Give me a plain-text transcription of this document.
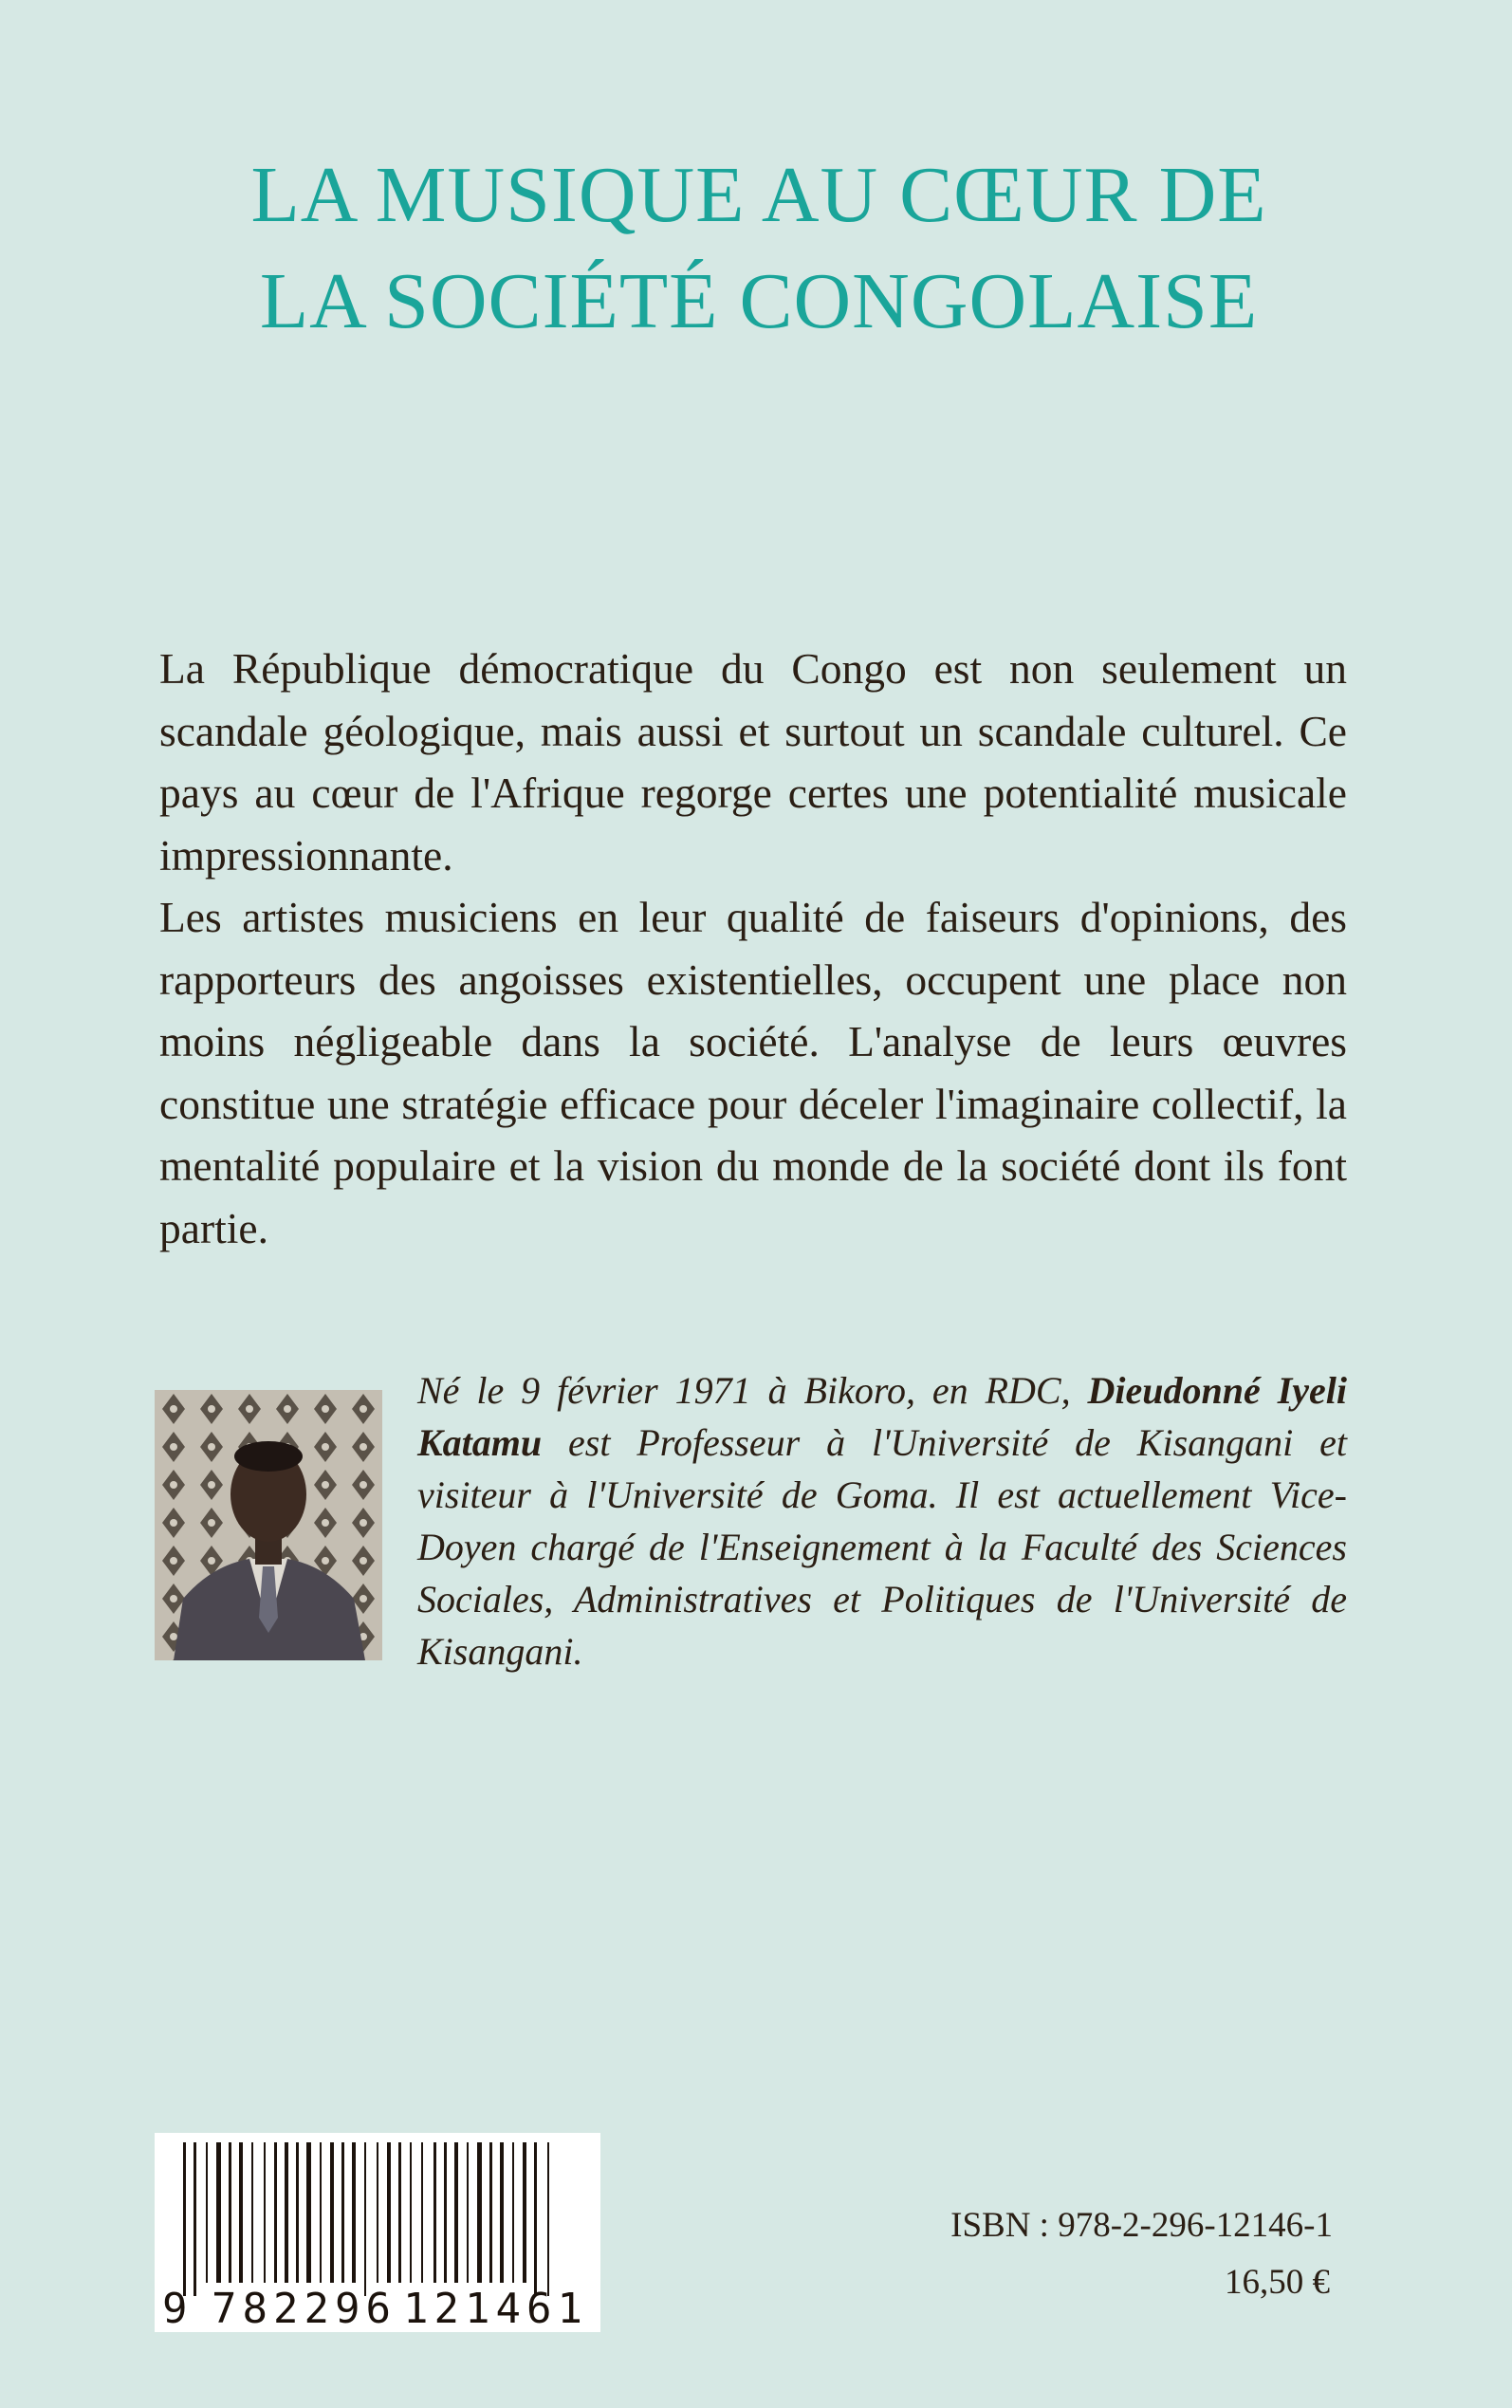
LA MUSIQUE AU CŒUR DE
LA SOCIÉTÉ CONGOLAISE

La République démocratique du Congo est non seulement un scandale géologique, mais aussi et surtout un scandale culturel. Ce pays au cœur de l'Afrique regorge certes une potentialité musicale impressionnante.

Les artistes musiciens en leur qualité de faiseurs d'opinions, des rapporteurs des angoisses existentielles, occupent une place non moins négligeable dans la société. L'analyse de leurs œuvres constitue une stratégie efficace pour déceler l'imaginaire collectif, la mentalité populaire et la vision du monde de la société dont ils font partie.

Né le 9 février 1971 à Bikoro, en RDC, Dieudonné Iyeli Katamu est Professeur à l'Université de Kisangani et visiteur à l'Université de Goma. Il est actuellement Vice-Doyen chargé de l'Enseignement à la Faculté des Sciences Sociales, Administratives et Politiques de l'Université de Kisangani.

9 782296 121461
ISBN : 978-2-296-12146-1
16,50 €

+ + + +

(What is required): Make an exact copy of the data, leaving its pictures out.

(Task response):
Give me a plain-text transcription of this document.
LA MUSIQUE AU CŒUR DE
LA SOCIÉTÉ CONGOLAISE

La République démocratique du Congo est non seulement un scandale géologique, mais aussi et surtout un scandale culturel. Ce pays au cœur de l'Afrique regorge certes une potentialité musicale impressionnante.

Les artistes musiciens en leur qualité de faiseurs d'opinions, des rapporteurs des angoisses existentielles, occupent une place non moins négligeable dans la société. L'analyse de leurs œuvres constitue une stratégie efficace pour déceler l'imaginaire collectif, la mentalité populaire et la vision du monde de la société dont ils font partie.

Né le 9 février 1971 à Bikoro, en RDC, Dieudonné Iyeli Katamu est Professeur à l'Université de Kisangani et visiteur à l'Université de Goma. Il est actuellement Vice-Doyen chargé de l'Enseignement à la Faculté des Sciences Sociales, Administratives et Politiques de l'Université de Kisangani.

9 782296 121461
ISBN : 978-2-296-12146-1
16,50 €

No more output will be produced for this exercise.